** START **

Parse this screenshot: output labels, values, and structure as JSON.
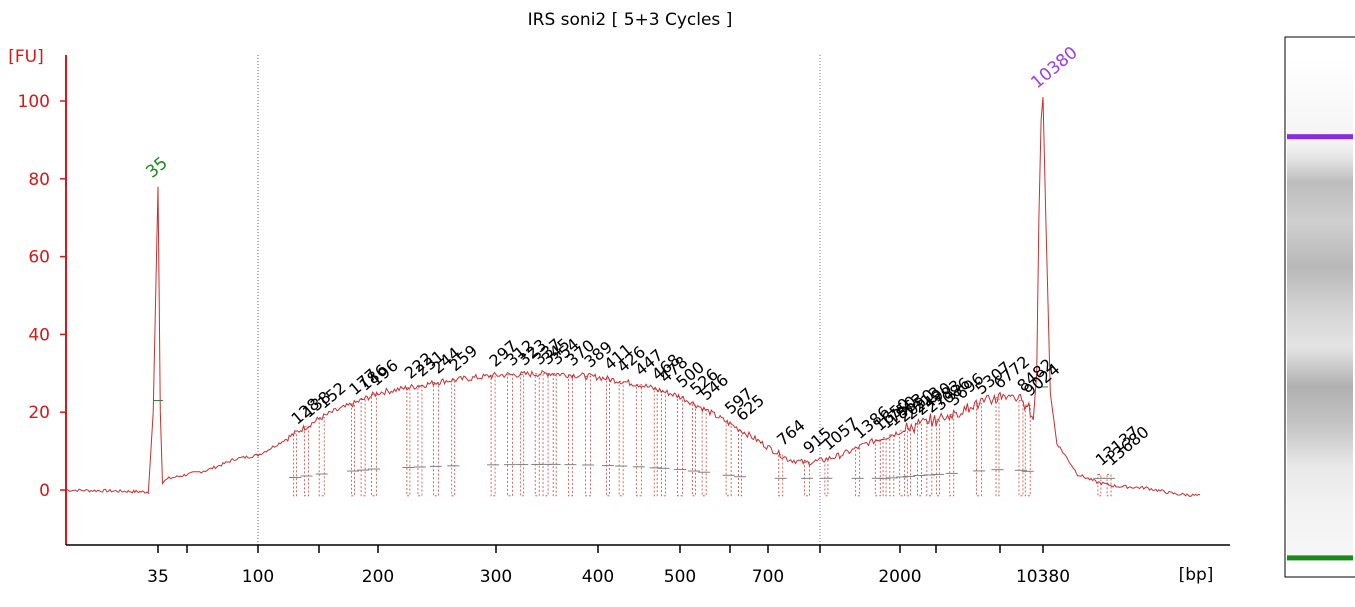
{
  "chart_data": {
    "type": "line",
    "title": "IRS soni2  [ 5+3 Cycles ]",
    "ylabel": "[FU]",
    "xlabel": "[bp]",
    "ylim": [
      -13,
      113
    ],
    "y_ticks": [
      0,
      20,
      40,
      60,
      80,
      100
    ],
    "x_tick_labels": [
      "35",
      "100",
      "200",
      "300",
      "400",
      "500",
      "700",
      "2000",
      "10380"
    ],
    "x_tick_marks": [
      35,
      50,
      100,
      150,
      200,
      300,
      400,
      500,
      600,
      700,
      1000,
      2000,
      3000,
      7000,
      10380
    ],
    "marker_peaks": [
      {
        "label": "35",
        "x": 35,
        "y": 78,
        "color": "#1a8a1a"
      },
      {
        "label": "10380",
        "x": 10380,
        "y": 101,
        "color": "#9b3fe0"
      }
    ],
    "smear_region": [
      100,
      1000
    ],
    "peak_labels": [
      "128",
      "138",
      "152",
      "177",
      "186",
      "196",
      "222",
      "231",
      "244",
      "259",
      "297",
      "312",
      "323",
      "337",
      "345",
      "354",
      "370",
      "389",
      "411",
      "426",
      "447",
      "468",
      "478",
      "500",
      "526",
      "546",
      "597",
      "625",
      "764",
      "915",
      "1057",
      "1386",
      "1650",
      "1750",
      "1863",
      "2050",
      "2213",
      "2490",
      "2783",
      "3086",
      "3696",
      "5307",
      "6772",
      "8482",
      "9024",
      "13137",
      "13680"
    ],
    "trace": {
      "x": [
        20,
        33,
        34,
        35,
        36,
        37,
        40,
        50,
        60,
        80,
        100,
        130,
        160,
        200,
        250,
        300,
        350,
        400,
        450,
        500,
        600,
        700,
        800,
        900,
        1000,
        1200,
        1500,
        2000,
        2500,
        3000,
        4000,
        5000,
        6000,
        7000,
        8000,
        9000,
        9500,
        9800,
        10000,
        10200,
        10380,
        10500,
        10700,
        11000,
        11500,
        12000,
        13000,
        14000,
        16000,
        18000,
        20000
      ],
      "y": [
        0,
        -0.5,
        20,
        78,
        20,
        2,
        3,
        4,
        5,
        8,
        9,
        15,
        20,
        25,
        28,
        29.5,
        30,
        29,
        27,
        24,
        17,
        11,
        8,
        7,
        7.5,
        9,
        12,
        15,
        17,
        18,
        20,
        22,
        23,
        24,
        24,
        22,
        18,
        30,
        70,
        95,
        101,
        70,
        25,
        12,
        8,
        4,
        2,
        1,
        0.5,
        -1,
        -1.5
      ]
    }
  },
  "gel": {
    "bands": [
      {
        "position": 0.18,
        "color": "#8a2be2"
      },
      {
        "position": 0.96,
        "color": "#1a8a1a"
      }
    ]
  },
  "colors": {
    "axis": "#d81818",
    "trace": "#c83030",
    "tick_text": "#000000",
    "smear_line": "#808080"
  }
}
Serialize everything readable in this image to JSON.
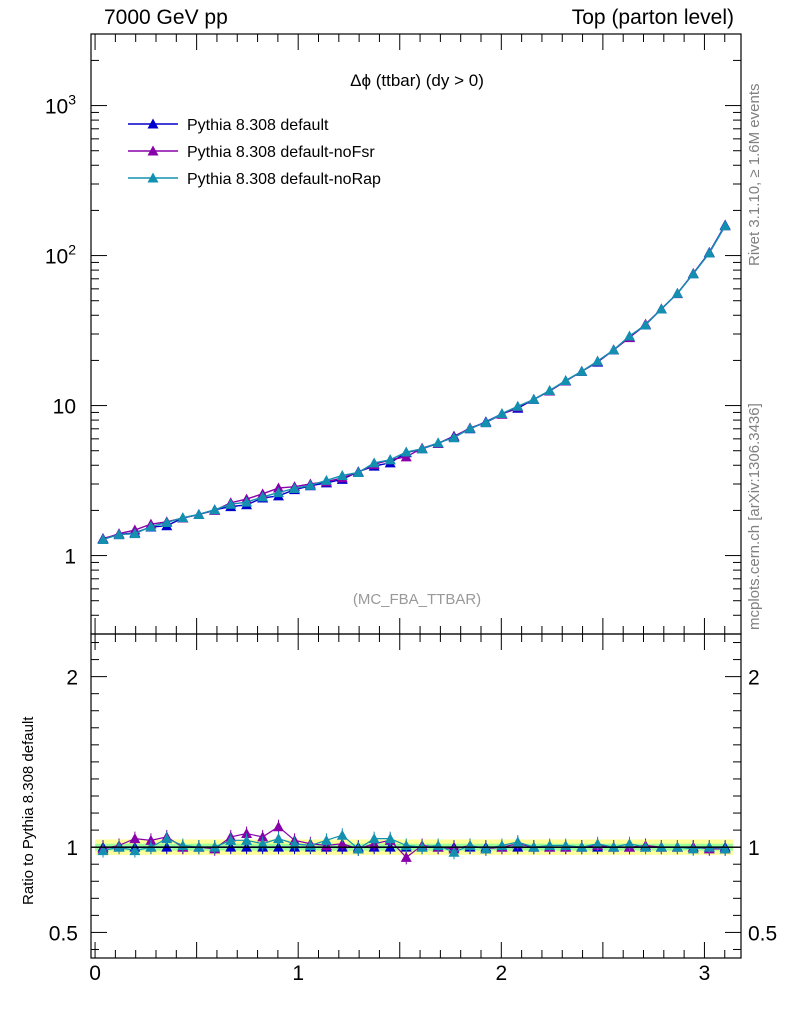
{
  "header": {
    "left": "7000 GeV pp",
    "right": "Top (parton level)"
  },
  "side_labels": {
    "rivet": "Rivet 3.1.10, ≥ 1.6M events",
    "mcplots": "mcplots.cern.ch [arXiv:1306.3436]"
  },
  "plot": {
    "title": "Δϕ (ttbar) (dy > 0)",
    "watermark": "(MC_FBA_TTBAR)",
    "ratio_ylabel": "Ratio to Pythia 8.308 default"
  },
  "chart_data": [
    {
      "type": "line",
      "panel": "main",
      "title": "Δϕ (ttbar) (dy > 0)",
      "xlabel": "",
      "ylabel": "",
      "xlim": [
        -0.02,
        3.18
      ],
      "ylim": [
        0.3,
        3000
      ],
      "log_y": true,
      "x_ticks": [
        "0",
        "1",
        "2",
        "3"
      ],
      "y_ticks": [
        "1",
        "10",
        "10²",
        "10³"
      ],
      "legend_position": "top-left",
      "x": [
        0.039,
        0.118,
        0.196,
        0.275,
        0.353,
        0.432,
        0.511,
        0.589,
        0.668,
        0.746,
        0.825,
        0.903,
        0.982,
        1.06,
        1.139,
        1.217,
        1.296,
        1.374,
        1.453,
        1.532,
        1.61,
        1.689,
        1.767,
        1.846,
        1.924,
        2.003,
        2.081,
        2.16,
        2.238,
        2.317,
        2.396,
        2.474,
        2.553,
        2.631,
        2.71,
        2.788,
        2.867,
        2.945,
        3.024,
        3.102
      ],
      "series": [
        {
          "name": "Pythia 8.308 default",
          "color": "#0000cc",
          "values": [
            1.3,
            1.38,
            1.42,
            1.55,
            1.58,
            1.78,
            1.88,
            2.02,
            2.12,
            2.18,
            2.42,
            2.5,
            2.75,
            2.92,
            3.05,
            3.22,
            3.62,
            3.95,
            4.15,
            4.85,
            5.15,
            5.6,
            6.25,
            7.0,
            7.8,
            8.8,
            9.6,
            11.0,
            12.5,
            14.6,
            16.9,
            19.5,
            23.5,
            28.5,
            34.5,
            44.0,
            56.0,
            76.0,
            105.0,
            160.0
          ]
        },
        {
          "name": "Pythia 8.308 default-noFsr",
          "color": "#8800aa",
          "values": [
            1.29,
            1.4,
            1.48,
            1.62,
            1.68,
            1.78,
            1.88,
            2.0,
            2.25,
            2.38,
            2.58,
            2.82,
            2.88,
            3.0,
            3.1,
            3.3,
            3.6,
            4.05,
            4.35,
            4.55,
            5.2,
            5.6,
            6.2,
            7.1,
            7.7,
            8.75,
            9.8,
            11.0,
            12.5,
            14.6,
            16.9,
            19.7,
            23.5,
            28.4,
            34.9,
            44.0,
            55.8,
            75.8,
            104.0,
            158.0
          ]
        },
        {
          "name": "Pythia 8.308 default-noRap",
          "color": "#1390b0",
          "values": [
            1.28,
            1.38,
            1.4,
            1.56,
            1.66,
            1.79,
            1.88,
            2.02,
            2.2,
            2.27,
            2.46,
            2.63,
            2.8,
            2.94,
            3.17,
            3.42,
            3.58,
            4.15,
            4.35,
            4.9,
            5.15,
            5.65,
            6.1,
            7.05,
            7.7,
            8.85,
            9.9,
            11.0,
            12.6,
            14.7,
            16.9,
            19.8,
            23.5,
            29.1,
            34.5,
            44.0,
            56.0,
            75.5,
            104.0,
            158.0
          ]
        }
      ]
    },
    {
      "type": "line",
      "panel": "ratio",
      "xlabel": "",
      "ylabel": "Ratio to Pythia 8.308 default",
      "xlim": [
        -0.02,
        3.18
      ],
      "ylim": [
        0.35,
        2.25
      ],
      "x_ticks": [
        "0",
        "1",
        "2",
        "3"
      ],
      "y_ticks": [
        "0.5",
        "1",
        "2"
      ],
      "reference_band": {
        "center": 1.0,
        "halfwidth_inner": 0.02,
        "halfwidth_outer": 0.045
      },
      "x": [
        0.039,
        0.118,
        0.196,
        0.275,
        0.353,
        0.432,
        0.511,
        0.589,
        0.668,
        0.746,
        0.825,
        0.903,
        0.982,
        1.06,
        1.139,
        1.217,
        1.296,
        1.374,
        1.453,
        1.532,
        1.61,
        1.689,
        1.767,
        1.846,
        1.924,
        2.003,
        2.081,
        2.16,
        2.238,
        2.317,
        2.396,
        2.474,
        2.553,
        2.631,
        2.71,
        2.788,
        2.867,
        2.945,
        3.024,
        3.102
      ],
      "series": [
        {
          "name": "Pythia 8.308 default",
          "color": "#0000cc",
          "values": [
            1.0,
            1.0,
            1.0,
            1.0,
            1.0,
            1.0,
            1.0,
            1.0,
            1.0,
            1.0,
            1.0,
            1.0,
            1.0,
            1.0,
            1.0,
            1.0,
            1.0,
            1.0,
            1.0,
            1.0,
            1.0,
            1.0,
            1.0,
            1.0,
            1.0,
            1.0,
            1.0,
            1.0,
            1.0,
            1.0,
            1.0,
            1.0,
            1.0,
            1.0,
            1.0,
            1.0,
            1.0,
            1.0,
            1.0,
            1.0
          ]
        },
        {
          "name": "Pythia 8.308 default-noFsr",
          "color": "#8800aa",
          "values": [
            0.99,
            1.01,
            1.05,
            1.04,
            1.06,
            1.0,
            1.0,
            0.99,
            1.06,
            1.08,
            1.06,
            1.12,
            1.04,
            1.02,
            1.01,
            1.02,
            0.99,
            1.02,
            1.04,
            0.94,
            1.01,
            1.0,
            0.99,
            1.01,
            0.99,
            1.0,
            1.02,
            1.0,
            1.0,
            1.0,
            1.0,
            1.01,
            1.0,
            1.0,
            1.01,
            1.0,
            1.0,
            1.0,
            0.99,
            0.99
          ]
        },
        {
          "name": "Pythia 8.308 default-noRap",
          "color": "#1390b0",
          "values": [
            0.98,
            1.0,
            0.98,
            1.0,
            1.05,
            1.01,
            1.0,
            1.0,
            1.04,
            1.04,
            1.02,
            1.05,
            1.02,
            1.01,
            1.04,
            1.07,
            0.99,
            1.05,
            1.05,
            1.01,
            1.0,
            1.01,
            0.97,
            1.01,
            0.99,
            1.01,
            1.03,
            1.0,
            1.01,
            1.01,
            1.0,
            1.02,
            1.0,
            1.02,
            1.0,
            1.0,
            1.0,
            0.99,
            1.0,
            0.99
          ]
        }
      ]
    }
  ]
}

** END **

Scan the material and collect every line that contains "left".

WRITTEN ANSWER:
    "left": "7000 GeV pp",
      "legend_position": "top-left",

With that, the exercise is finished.